# [GIVEN REQUEST]
Select every line in the records that contains the word "marker" and copy each of those lines.
====== AVAILABLE DATA ======
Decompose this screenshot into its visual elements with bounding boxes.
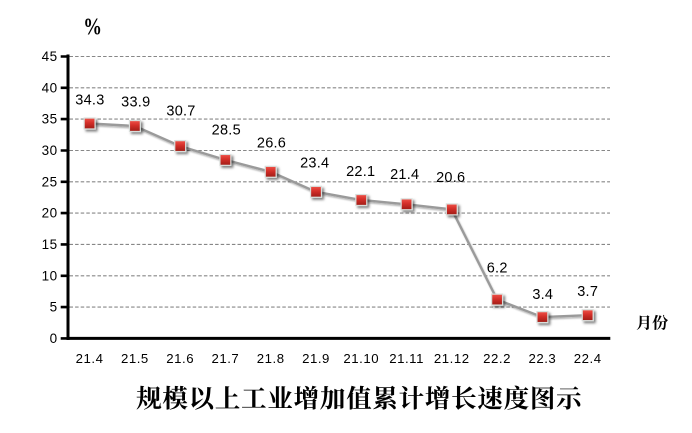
svg-text:20: 20: [42, 206, 58, 221]
svg-text:22.1: 22.1: [346, 164, 375, 180]
svg-text:21.9: 21.9: [302, 351, 330, 366]
svg-text:35: 35: [42, 112, 58, 127]
svg-text:10: 10: [42, 268, 58, 283]
svg-text:%: %: [83, 14, 102, 41]
svg-text:21.8: 21.8: [257, 351, 285, 366]
svg-text:23.4: 23.4: [300, 156, 329, 172]
svg-text:28.5: 28.5: [212, 122, 241, 138]
svg-text:3.7: 3.7: [577, 284, 598, 300]
svg-text:26.6: 26.6: [257, 136, 286, 152]
svg-text:0: 0: [50, 331, 58, 346]
svg-text:21.6: 21.6: [166, 351, 194, 366]
svg-text:3.4: 3.4: [532, 287, 553, 303]
svg-text:25: 25: [42, 174, 58, 189]
svg-text:40: 40: [42, 80, 58, 95]
svg-text:21.7: 21.7: [211, 351, 239, 366]
svg-text:30.7: 30.7: [166, 103, 195, 119]
svg-text:21.4: 21.4: [390, 167, 419, 183]
svg-text:21.4: 21.4: [76, 351, 104, 366]
svg-text:21.12: 21.12: [434, 351, 470, 366]
svg-text:21.5: 21.5: [121, 351, 149, 366]
svg-text:5: 5: [50, 300, 58, 315]
svg-text:6.2: 6.2: [487, 261, 508, 277]
svg-text:33.9: 33.9: [121, 94, 150, 110]
svg-text:21.10: 21.10: [343, 351, 379, 366]
svg-text:20.6: 20.6: [436, 170, 465, 186]
svg-text:22.3: 22.3: [528, 351, 556, 366]
svg-text:34.3: 34.3: [75, 93, 104, 109]
svg-text:22.2: 22.2: [483, 351, 511, 366]
svg-text:15: 15: [42, 237, 58, 252]
svg-text:30: 30: [42, 143, 58, 158]
svg-text:21.11: 21.11: [389, 351, 424, 366]
svg-text:45: 45: [42, 49, 58, 64]
svg-text:22.4: 22.4: [574, 351, 602, 366]
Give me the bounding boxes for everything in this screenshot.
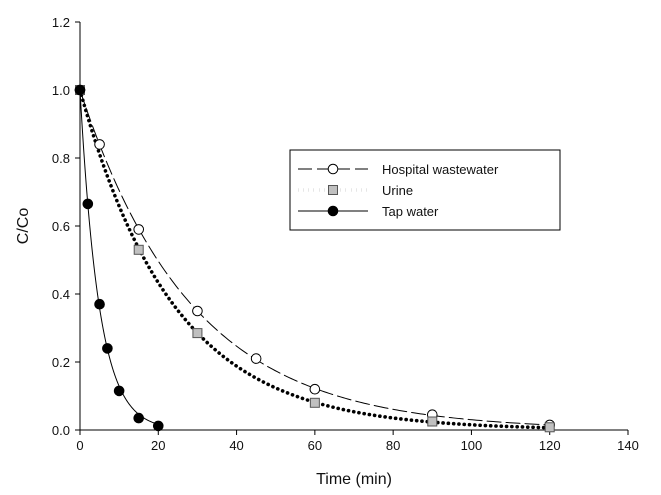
y-axis-title: C/Co <box>15 208 32 245</box>
legend-marker-2 <box>327 205 339 217</box>
x-tick-label: 80 <box>386 438 400 453</box>
data-point-series-0 <box>250 353 262 364</box>
data-point-series-0 <box>133 224 145 235</box>
y-tick-label: 0.4 <box>52 287 70 302</box>
legend-label-1: Urine <box>382 183 413 198</box>
y-tick-label: 0.8 <box>52 151 70 166</box>
x-tick-label: 0 <box>76 438 83 453</box>
x-ticks: 0 20 40 60 80 100 120 140 <box>76 430 639 453</box>
y-tick-label: 1.0 <box>52 83 70 98</box>
data-point-series-2 <box>152 420 164 432</box>
data-point-series-2 <box>94 298 105 310</box>
y-tick-label: 0.6 <box>52 219 70 234</box>
y-tick-label: 0.2 <box>52 355 70 370</box>
data-point-series-2 <box>113 385 125 397</box>
x-tick-label: 100 <box>461 438 483 453</box>
legend: Hospital wastewater Urine Tap water <box>289 149 561 231</box>
legend-label-2: Tap water <box>382 204 439 219</box>
x-tick-label: 60 <box>308 438 322 453</box>
data-point-series-2 <box>74 84 86 96</box>
series-line-1 <box>78 88 552 430</box>
fit-curves <box>78 88 552 430</box>
y-ticks: 0.0 0.2 0.4 0.6 0.8 1.0 1.2 <box>52 15 80 438</box>
data-point-series-0 <box>192 305 203 317</box>
x-tick-label: 20 <box>151 438 165 453</box>
legend-marker-1 <box>328 185 338 195</box>
x-axis-title: Time (min) <box>316 471 392 488</box>
series-line-0 <box>79 89 551 426</box>
series-line-2 <box>79 89 159 425</box>
data-point-series-1 <box>192 328 203 339</box>
data-point-series-2 <box>102 343 113 354</box>
data-point-series-1 <box>544 422 555 433</box>
y-tick-label: 1.2 <box>52 15 70 30</box>
data-point-series-2 <box>82 198 94 210</box>
legend-label-0: Hospital wastewater <box>382 162 499 177</box>
y-tick-label: 0.0 <box>52 423 70 438</box>
x-tick-label: 120 <box>539 438 561 453</box>
data-point-series-0 <box>94 139 105 150</box>
data-point-series-0 <box>309 383 321 395</box>
data-point-series-1 <box>133 244 144 255</box>
data-point-series-2 <box>133 412 145 424</box>
data-points <box>74 84 556 433</box>
legend-marker-0 <box>327 163 339 175</box>
data-point-series-1 <box>309 397 320 408</box>
x-tick-label: 140 <box>617 438 639 453</box>
data-point-series-1 <box>427 416 438 427</box>
x-tick-label: 40 <box>229 438 243 453</box>
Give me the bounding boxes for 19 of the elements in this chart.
======
# [EXERCISE ANSWER]
legend-marker-2 <box>327 205 339 217</box>
legend-marker-1 <box>328 185 338 195</box>
legend-marker-0 <box>327 163 339 175</box>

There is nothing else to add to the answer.